Data records

....................

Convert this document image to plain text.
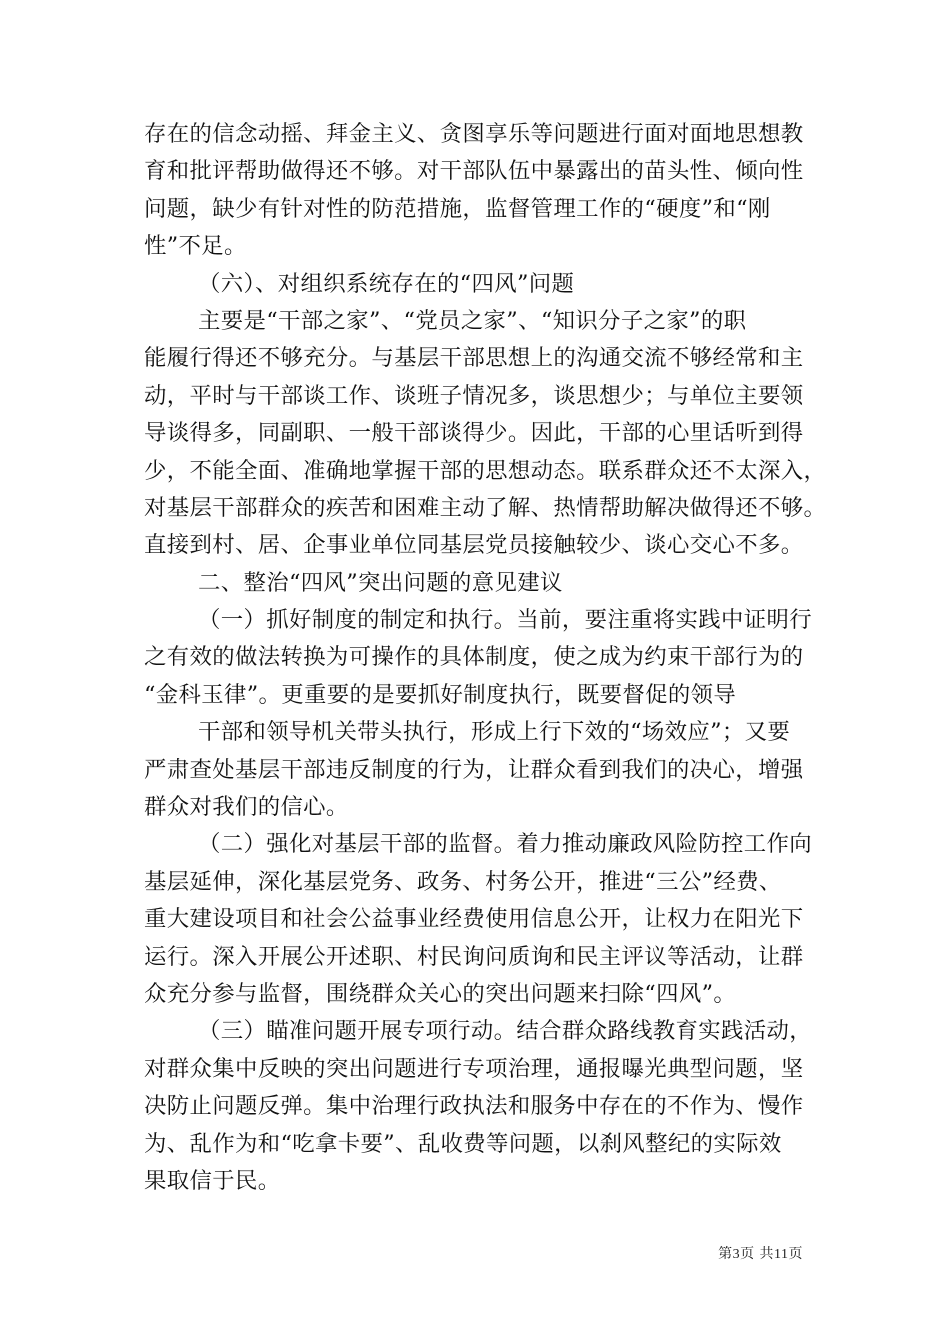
存在的信念动摇、拜金主义、贪图享乐等问题进行面对面地思想教
育和批评帮助做得还不够。对干部队伍中暴露出的苗头性、倾向性
问题，缺少有针对性的防范措施，监督管理工作的“硬度”和“刚
性”不足。
（六）、对组织系统存在的“四风”问题
主要是“干部之家”、“党员之家”、“知识分子之家”的职
能履行得还不够充分。与基层干部思想上的沟通交流不够经常和主
动，平时与干部谈工作、谈班子情况多，谈思想少；与单位主要领
导谈得多，同副职、一般干部谈得少。因此，干部的心里话听到得
少，不能全面、准确地掌握干部的思想动态。联系群众还不太深入，
对基层干部群众的疾苦和困难主动了解、热情帮助解决做得还不够。
直接到村、居、企事业单位同基层党员接触较少、谈心交心不多。
二、整治“四风”突出问题的意见建议
（一）抓好制度的制定和执行。当前，要注重将实践中证明行
之有效的做法转换为可操作的具体制度，使之成为约束干部行为的
“金科玉律”。更重要的是要抓好制度执行，既要督促的领导
干部和领导机关带头执行，形成上行下效的“场效应”；又要
严肃查处基层干部违反制度的行为，让群众看到我们的决心，增强
群众对我们的信心。
（二）强化对基层干部的监督。着力推动廉政风险防控工作向
基层延伸，深化基层党务、政务、村务公开，推进“三公”经费、
重大建设项目和社会公益事业经费使用信息公开，让权力在阳光下
运行。深入开展公开述职、村民询问质询和民主评议等活动，让群
众充分参与监督，围绕群众关心的突出问题来扫除“四风”。
（三）瞄准问题开展专项行动。结合群众路线教育实践活动，
对群众集中反映的突出问题进行专项治理，通报曝光典型问题，坚
决防止问题反弹。集中治理行政执法和服务中存在的不作为、慢作
为、乱作为和“吃拿卡要”、乱收费等问题，以刹风整纪的实际效
果取信于民。
第3页 共11页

....................

Short exercise:
The records above must be printed exactly; the pictures stay out.

Solution to the exercise:
Convert this document image to plain text.
存在的信念动摇、拜金主义、贪图享乐等问题进行面对面地思想教
育和批评帮助做得还不够。对干部队伍中暴露出的苗头性、倾向性
问题，缺少有针对性的防范措施，监督管理工作的“硬度”和“刚
性”不足。
（六）、对组织系统存在的“四风”问题
主要是“干部之家”、“党员之家”、“知识分子之家”的职
能履行得还不够充分。与基层干部思想上的沟通交流不够经常和主
动，平时与干部谈工作、谈班子情况多，谈思想少；与单位主要领
导谈得多，同副职、一般干部谈得少。因此，干部的心里话听到得
少，不能全面、准确地掌握干部的思想动态。联系群众还不太深入，
对基层干部群众的疾苦和困难主动了解、热情帮助解决做得还不够。
直接到村、居、企事业单位同基层党员接触较少、谈心交心不多。
二、整治“四风”突出问题的意见建议
（一）抓好制度的制定和执行。当前，要注重将实践中证明行
之有效的做法转换为可操作的具体制度，使之成为约束干部行为的
“金科玉律”。更重要的是要抓好制度执行，既要督促的领导
干部和领导机关带头执行，形成上行下效的“场效应”；又要
严肃查处基层干部违反制度的行为，让群众看到我们的决心，增强
群众对我们的信心。
（二）强化对基层干部的监督。着力推动廉政风险防控工作向
基层延伸，深化基层党务、政务、村务公开，推进“三公”经费、
重大建设项目和社会公益事业经费使用信息公开，让权力在阳光下
运行。深入开展公开述职、村民询问质询和民主评议等活动，让群
众充分参与监督，围绕群众关心的突出问题来扫除“四风”。
（三）瞄准问题开展专项行动。结合群众路线教育实践活动，
对群众集中反映的突出问题进行专项治理，通报曝光典型问题，坚
决防止问题反弹。集中治理行政执法和服务中存在的不作为、慢作
为、乱作为和“吃拿卡要”、乱收费等问题，以刹风整纪的实际效
果取信于民。
第3页 共11页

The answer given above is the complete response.